WHAT YOU ARE ASKED TO DO — Repeat only the lines from the one holding "Decode this image" down to the last line of the listing below, including both of those lines.

[Extracted data entries]
※

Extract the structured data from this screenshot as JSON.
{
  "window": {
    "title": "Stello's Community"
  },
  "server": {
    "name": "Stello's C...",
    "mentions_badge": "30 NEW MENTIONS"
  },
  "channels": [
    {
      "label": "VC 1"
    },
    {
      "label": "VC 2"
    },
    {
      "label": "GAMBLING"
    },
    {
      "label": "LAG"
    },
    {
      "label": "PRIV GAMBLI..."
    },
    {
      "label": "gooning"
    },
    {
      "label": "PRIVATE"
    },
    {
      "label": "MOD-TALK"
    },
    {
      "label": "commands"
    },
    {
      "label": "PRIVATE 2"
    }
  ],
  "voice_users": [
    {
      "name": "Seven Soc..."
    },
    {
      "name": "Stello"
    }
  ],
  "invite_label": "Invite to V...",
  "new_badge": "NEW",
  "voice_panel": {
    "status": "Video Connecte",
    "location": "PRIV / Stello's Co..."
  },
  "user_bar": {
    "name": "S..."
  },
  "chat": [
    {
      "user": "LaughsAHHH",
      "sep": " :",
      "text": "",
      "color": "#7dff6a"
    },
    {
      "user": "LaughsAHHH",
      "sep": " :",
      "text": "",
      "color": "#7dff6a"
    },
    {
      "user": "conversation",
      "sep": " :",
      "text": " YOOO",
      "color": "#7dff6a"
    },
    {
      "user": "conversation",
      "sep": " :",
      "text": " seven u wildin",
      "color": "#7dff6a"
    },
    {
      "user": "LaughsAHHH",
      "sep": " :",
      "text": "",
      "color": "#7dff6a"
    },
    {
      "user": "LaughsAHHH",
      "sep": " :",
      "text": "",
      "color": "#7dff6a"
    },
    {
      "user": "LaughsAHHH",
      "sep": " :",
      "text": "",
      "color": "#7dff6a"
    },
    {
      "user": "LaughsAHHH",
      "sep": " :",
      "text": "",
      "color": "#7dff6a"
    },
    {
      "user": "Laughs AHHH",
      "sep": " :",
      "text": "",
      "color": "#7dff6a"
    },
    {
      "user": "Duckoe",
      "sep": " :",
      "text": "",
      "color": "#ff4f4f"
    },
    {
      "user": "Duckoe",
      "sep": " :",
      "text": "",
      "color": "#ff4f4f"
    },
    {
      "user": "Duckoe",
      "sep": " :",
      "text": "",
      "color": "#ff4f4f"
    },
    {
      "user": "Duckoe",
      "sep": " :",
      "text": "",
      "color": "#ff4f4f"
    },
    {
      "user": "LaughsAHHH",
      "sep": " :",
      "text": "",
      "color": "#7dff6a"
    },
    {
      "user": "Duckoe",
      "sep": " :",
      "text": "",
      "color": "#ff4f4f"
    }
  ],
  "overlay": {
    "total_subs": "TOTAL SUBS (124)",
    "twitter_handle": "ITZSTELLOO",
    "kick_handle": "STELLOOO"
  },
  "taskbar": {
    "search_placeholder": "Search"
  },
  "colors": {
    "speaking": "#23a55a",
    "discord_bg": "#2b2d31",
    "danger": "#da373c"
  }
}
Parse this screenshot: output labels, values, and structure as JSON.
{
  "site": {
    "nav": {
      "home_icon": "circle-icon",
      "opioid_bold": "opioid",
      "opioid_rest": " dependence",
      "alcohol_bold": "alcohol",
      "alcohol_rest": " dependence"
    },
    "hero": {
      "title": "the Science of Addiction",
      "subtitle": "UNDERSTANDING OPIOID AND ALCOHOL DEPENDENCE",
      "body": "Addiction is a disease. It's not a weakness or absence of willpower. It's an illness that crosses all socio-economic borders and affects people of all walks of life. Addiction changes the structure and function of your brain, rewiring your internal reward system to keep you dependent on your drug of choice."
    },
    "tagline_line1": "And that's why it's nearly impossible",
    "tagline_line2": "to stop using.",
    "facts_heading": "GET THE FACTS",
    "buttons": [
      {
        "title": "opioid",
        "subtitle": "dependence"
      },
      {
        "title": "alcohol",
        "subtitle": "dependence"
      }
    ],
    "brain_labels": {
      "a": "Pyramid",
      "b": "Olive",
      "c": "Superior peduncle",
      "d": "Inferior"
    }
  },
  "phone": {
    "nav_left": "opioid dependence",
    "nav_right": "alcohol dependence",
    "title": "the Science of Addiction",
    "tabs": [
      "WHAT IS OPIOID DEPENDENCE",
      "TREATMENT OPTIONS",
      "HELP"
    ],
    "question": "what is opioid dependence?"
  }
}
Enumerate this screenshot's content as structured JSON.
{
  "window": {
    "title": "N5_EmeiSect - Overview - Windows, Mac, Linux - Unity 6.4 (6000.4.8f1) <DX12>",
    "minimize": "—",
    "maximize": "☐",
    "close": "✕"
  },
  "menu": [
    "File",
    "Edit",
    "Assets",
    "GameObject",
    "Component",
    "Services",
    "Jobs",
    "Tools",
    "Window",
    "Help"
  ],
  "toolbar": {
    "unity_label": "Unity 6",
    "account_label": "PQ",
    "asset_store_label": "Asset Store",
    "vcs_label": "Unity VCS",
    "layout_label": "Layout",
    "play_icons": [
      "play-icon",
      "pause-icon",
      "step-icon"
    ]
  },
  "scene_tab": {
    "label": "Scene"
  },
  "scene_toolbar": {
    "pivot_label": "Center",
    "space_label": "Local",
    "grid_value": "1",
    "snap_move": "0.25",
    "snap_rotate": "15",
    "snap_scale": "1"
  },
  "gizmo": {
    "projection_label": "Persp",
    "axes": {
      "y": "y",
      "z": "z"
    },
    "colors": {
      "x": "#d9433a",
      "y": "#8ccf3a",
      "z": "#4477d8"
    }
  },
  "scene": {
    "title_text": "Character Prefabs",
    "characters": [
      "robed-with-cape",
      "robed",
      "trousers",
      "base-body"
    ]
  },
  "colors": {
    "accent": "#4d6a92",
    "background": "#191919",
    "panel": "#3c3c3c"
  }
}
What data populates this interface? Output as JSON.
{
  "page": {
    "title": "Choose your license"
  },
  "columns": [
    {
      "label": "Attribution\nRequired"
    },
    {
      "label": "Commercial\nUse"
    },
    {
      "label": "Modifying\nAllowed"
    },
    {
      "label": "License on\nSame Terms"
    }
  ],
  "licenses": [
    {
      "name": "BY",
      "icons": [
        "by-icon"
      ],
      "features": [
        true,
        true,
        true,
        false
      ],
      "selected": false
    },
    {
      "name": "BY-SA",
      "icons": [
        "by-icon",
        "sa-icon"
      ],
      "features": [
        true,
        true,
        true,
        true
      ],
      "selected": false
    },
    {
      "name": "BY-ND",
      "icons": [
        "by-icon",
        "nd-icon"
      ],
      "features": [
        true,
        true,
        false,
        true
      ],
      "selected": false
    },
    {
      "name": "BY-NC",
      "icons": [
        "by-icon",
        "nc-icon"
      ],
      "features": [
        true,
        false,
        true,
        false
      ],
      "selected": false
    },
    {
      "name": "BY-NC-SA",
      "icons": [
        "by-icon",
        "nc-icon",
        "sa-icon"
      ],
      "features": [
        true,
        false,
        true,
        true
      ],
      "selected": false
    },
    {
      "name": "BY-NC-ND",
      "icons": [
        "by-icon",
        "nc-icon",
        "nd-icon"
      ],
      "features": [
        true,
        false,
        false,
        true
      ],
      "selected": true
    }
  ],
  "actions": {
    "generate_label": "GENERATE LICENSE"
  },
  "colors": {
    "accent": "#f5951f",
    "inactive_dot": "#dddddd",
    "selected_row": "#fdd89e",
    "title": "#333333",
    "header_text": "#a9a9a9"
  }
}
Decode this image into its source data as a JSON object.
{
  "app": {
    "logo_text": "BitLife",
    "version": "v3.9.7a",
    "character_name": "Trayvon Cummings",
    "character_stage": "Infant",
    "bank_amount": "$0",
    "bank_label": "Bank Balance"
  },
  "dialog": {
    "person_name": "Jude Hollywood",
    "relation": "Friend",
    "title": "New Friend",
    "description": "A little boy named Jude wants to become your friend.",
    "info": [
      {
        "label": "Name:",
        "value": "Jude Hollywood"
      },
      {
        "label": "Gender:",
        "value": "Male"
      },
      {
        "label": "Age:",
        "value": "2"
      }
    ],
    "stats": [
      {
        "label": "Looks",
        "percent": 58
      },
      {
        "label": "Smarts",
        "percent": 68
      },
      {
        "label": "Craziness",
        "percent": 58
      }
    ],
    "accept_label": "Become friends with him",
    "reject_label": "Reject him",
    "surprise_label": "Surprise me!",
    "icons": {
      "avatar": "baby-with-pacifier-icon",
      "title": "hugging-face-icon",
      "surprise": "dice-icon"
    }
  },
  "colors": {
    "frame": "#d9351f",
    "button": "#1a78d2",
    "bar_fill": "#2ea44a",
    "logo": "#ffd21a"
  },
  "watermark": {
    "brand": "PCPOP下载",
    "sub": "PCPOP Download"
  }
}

※

FULL RESPONSE —
Decode this image into its source data as a JSON object.
{
  "app": {
    "logo_text": "BitLife",
    "version": "v3.9.7a",
    "character_name": "Trayvon Cummings",
    "character_stage": "Infant",
    "bank_amount": "$0",
    "bank_label": "Bank Balance"
  },
  "dialog": {
    "person_name": "Jude Hollywood",
    "relation": "Friend",
    "title": "New Friend",
    "description": "A little boy named Jude wants to become your friend.",
    "info": [
      {
        "label": "Name:",
        "value": "Jude Hollywood"
      },
      {
        "label": "Gender:",
        "value": "Male"
      },
      {
        "label": "Age:",
        "value": "2"
      }
    ],
    "stats": [
      {
        "label": "Looks",
        "percent": 58
      },
      {
        "label": "Smarts",
        "percent": 68
      },
      {
        "label": "Craziness",
        "percent": 58
      }
    ],
    "accept_label": "Become friends with him",
    "reject_label": "Reject him",
    "surprise_label": "Surprise me!",
    "icons": {
      "avatar": "baby-with-pacifier-icon",
      "title": "hugging-face-icon",
      "surprise": "dice-icon"
    }
  },
  "colors": {
    "frame": "#d9351f",
    "button": "#1a78d2",
    "bar_fill": "#2ea44a",
    "logo": "#ffd21a"
  },
  "watermark": {
    "brand": "PCPOP下载",
    "sub": "PCPOP Download"
  }
}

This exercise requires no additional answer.